━━━━━ Supplied material ━━━━━

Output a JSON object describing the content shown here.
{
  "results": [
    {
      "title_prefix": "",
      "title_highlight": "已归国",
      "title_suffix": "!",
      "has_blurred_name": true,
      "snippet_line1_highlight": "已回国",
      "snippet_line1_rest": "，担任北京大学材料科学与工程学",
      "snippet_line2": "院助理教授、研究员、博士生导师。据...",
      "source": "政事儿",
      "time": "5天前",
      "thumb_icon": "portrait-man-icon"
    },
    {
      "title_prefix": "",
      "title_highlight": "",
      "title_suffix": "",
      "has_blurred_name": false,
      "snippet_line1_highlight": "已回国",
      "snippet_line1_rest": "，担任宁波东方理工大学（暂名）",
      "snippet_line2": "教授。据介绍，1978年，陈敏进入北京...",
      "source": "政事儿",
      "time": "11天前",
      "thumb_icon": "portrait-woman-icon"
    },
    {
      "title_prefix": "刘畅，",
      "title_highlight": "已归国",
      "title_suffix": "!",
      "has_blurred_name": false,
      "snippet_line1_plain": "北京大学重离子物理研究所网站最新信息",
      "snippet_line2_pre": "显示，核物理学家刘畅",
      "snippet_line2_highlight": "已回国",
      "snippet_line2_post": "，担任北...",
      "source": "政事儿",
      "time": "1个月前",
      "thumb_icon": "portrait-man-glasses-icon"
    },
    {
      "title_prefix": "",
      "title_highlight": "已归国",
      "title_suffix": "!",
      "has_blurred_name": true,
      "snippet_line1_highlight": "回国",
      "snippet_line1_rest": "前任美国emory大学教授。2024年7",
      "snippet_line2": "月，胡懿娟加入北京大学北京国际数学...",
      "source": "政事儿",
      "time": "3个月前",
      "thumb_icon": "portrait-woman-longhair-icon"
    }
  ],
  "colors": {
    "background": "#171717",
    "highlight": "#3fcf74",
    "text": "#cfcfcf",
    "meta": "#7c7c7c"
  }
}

━━━━━

__Problem__
Please output the complete data exactly.

__Result for this exercise__
Output a JSON object describing the content shown here.
{
  "results": [
    {
      "title_prefix": "",
      "title_highlight": "已归国",
      "title_suffix": "!",
      "has_blurred_name": true,
      "snippet_line1_highlight": "已回国",
      "snippet_line1_rest": "，担任北京大学材料科学与工程学",
      "snippet_line2": "院助理教授、研究员、博士生导师。据...",
      "source": "政事儿",
      "time": "5天前",
      "thumb_icon": "portrait-man-icon"
    },
    {
      "title_prefix": "",
      "title_highlight": "",
      "title_suffix": "",
      "has_blurred_name": false,
      "snippet_line1_highlight": "已回国",
      "snippet_line1_rest": "，担任宁波东方理工大学（暂名）",
      "snippet_line2": "教授。据介绍，1978年，陈敏进入北京...",
      "source": "政事儿",
      "time": "11天前",
      "thumb_icon": "portrait-woman-icon"
    },
    {
      "title_prefix": "刘畅，",
      "title_highlight": "已归国",
      "title_suffix": "!",
      "has_blurred_name": false,
      "snippet_line1_plain": "北京大学重离子物理研究所网站最新信息",
      "snippet_line2_pre": "显示，核物理学家刘畅",
      "snippet_line2_highlight": "已回国",
      "snippet_line2_post": "，担任北...",
      "source": "政事儿",
      "time": "1个月前",
      "thumb_icon": "portrait-man-glasses-icon"
    },
    {
      "title_prefix": "",
      "title_highlight": "已归国",
      "title_suffix": "!",
      "has_blurred_name": true,
      "snippet_line1_highlight": "回国",
      "snippet_line1_rest": "前任美国emory大学教授。2024年7",
      "snippet_line2": "月，胡懿娟加入北京大学北京国际数学...",
      "source": "政事儿",
      "time": "3个月前",
      "thumb_icon": "portrait-woman-longhair-icon"
    }
  ],
  "colors": {
    "background": "#171717",
    "highlight": "#3fcf74",
    "text": "#cfcfcf",
    "meta": "#7c7c7c"
  }
}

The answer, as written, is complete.